- [Exercise brief]: Reproduce the records below in full and without edits, omitting images.

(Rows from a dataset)
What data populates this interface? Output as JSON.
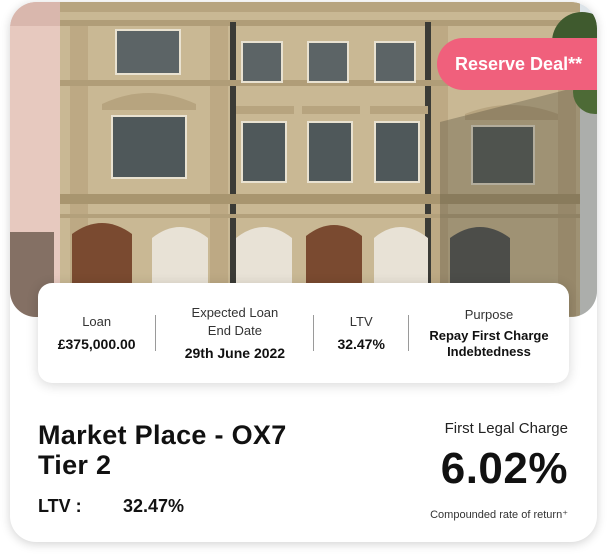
{
  "badge": {
    "label": "Reserve Deal**"
  },
  "stats": {
    "loan": {
      "label": "Loan",
      "value": "£375,000.00"
    },
    "end_date": {
      "label_line1": "Expected Loan",
      "label_line2": "End Date",
      "value": "29th June 2022"
    },
    "ltv": {
      "label": "LTV",
      "value": "32.47%"
    },
    "purpose": {
      "label": "Purpose",
      "value_line1": "Repay First Charge",
      "value_line2": "Indebtedness"
    }
  },
  "deal": {
    "title_line1": "Market Place - OX7",
    "title_line2": "Tier 2",
    "ltv_label": "LTV :",
    "ltv_value": "32.47%",
    "charge_type": "First Legal Charge",
    "rate": "6.02%",
    "rate_note": "Compounded rate of return⁺"
  },
  "colors": {
    "badge": "#f0607c",
    "stone": "#c9b894",
    "sky": "#dde4e9",
    "text": "#111111"
  },
  "image": {
    "subject": "stone-building-photo"
  }
}
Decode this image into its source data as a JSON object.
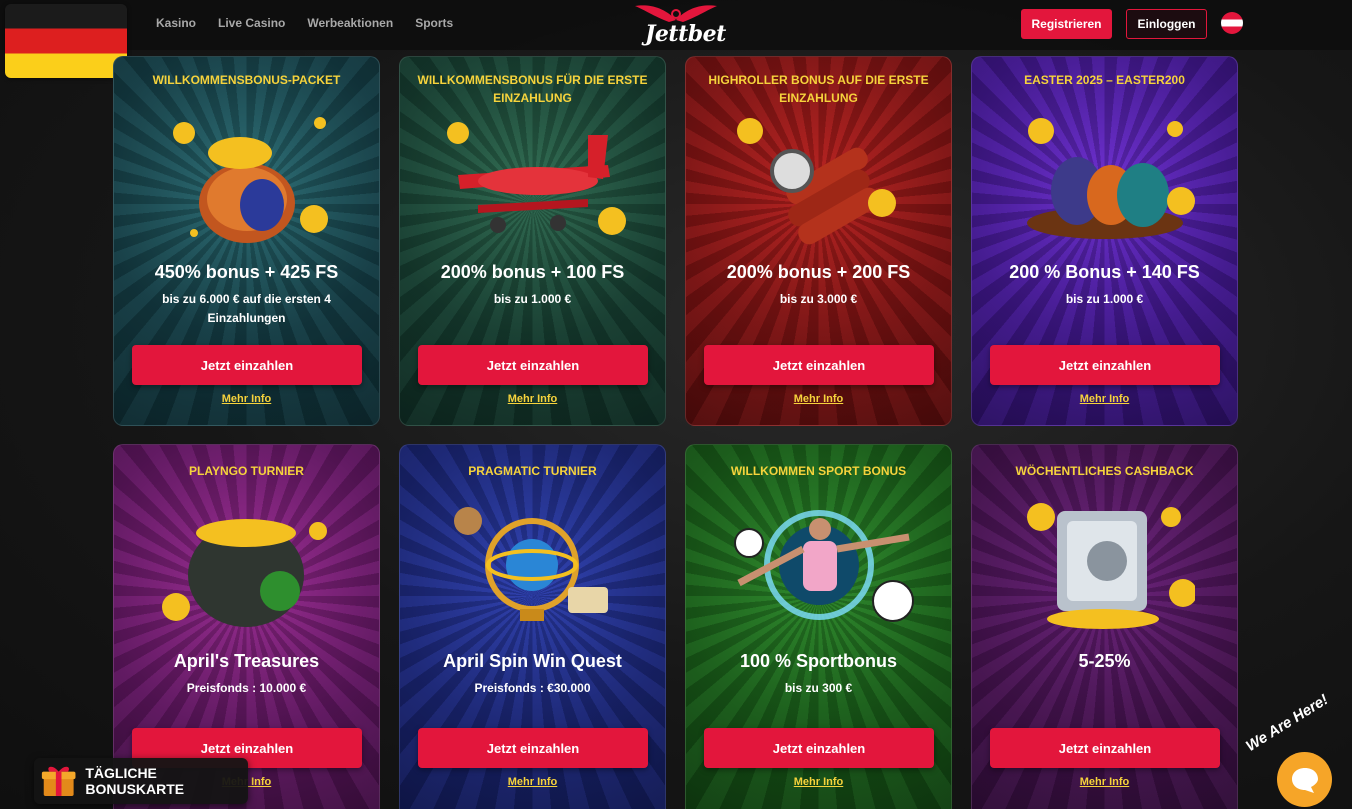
{
  "header": {
    "nav": [
      "Kasino",
      "Live Casino",
      "Werbeaktionen",
      "Sports"
    ],
    "logo": "Jettbet",
    "register_label": "Registrieren",
    "login_label": "Einloggen"
  },
  "cards": [
    {
      "title": "WILLKOMMENSBONUS-PACKET",
      "headline": "450% bonus + 425 FS",
      "sub": "bis zu 6.000 € auf die ersten 4 Einzahlungen",
      "button": "Jetzt einzahlen",
      "link": "Mehr Info"
    },
    {
      "title": "WILLKOMMENSBONUS FÜR DIE ERSTE EINZAHLUNG",
      "headline": "200% bonus + 100 FS",
      "sub": "bis zu 1.000 €",
      "button": "Jetzt einzahlen",
      "link": "Mehr Info"
    },
    {
      "title": "HIGHROLLER BONUS AUF DIE ERSTE EINZAHLUNG",
      "headline": "200% bonus + 200 FS",
      "sub": "bis zu 3.000 €",
      "button": "Jetzt einzahlen",
      "link": "Mehr Info"
    },
    {
      "title": "EASTER 2025 – EASTER200",
      "headline": "200 % Bonus + 140 FS",
      "sub": "bis zu 1.000 €",
      "button": "Jetzt einzahlen",
      "link": "Mehr Info"
    },
    {
      "title": "PLAYNGO TURNIER",
      "headline": "April's Treasures",
      "sub": "Preisfonds : 10.000 €",
      "button": "Jetzt einzahlen",
      "link": "Mehr Info"
    },
    {
      "title": "PRAGMATIC TURNIER",
      "headline": "April Spin Win Quest",
      "sub": "Preisfonds : €30.000",
      "button": "Jetzt einzahlen",
      "link": "Mehr Info"
    },
    {
      "title": "WILLKOMMEN SPORT BONUS",
      "headline": "100 % Sportbonus",
      "sub": "bis zu 300 €",
      "button": "Jetzt einzahlen",
      "link": "Mehr Info"
    },
    {
      "title": "WÖCHENTLICHES CASHBACK",
      "headline": "5-25%",
      "sub": "",
      "button": "Jetzt einzahlen",
      "link": "Mehr Info"
    }
  ],
  "daily_bonus": "TÄGLICHE BONUSKARTE",
  "chat": {
    "label": "We Are Here!"
  },
  "colors": {
    "accent": "#e3163c",
    "gold": "#f6d33c"
  }
}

- [Solution for this task]:
What data populates this interface? Output as JSON.
{
  "badge": {
    "label": "Reserve Deal**"
  },
  "stats": {
    "loan": {
      "label": "Loan",
      "value": "£375,000.00"
    },
    "end_date": {
      "label_line1": "Expected Loan",
      "label_line2": "End Date",
      "value": "29th June 2022"
    },
    "ltv": {
      "label": "LTV",
      "value": "32.47%"
    },
    "purpose": {
      "label": "Purpose",
      "value_line1": "Repay First Charge",
      "value_line2": "Indebtedness"
    }
  },
  "deal": {
    "title_line1": "Market Place - OX7",
    "title_line2": "Tier 2",
    "ltv_label": "LTV :",
    "ltv_value": "32.47%",
    "charge_type": "First Legal Charge",
    "rate": "6.02%",
    "rate_note": "Compounded rate of return⁺"
  },
  "colors": {
    "badge": "#f0607c",
    "stone": "#c9b894",
    "sky": "#dde4e9",
    "text": "#111111"
  },
  "image": {
    "subject": "stone-building-photo"
  }
}
Decode this image into its source data as a JSON object.
{
  "header": {
    "nav": [
      "Kasino",
      "Live Casino",
      "Werbeaktionen",
      "Sports"
    ],
    "logo": "Jettbet",
    "register_label": "Registrieren",
    "login_label": "Einloggen"
  },
  "cards": [
    {
      "title": "WILLKOMMENSBONUS-PACKET",
      "headline": "450% bonus + 425 FS",
      "sub": "bis zu 6.000 € auf die ersten 4 Einzahlungen",
      "button": "Jetzt einzahlen",
      "link": "Mehr Info"
    },
    {
      "title": "WILLKOMMENSBONUS FÜR DIE ERSTE EINZAHLUNG",
      "headline": "200% bonus + 100 FS",
      "sub": "bis zu 1.000 €",
      "button": "Jetzt einzahlen",
      "link": "Mehr Info"
    },
    {
      "title": "HIGHROLLER BONUS AUF DIE ERSTE EINZAHLUNG",
      "headline": "200% bonus + 200 FS",
      "sub": "bis zu 3.000 €",
      "button": "Jetzt einzahlen",
      "link": "Mehr Info"
    },
    {
      "title": "EASTER 2025 – EASTER200",
      "headline": "200 % Bonus + 140 FS",
      "sub": "bis zu 1.000 €",
      "button": "Jetzt einzahlen",
      "link": "Mehr Info"
    },
    {
      "title": "PLAYNGO TURNIER",
      "headline": "April's Treasures",
      "sub": "Preisfonds : 10.000 €",
      "button": "Jetzt einzahlen",
      "link": "Mehr Info"
    },
    {
      "title": "PRAGMATIC TURNIER",
      "headline": "April Spin Win Quest",
      "sub": "Preisfonds : €30.000",
      "button": "Jetzt einzahlen",
      "link": "Mehr Info"
    },
    {
      "title": "WILLKOMMEN SPORT BONUS",
      "headline": "100 % Sportbonus",
      "sub": "bis zu 300 €",
      "button": "Jetzt einzahlen",
      "link": "Mehr Info"
    },
    {
      "title": "WÖCHENTLICHES CASHBACK",
      "headline": "5-25%",
      "sub": "",
      "button": "Jetzt einzahlen",
      "link": "Mehr Info"
    }
  ],
  "daily_bonus": "TÄGLICHE BONUSKARTE",
  "chat": {
    "label": "We Are Here!"
  },
  "colors": {
    "accent": "#e3163c",
    "gold": "#f6d33c"
  }
}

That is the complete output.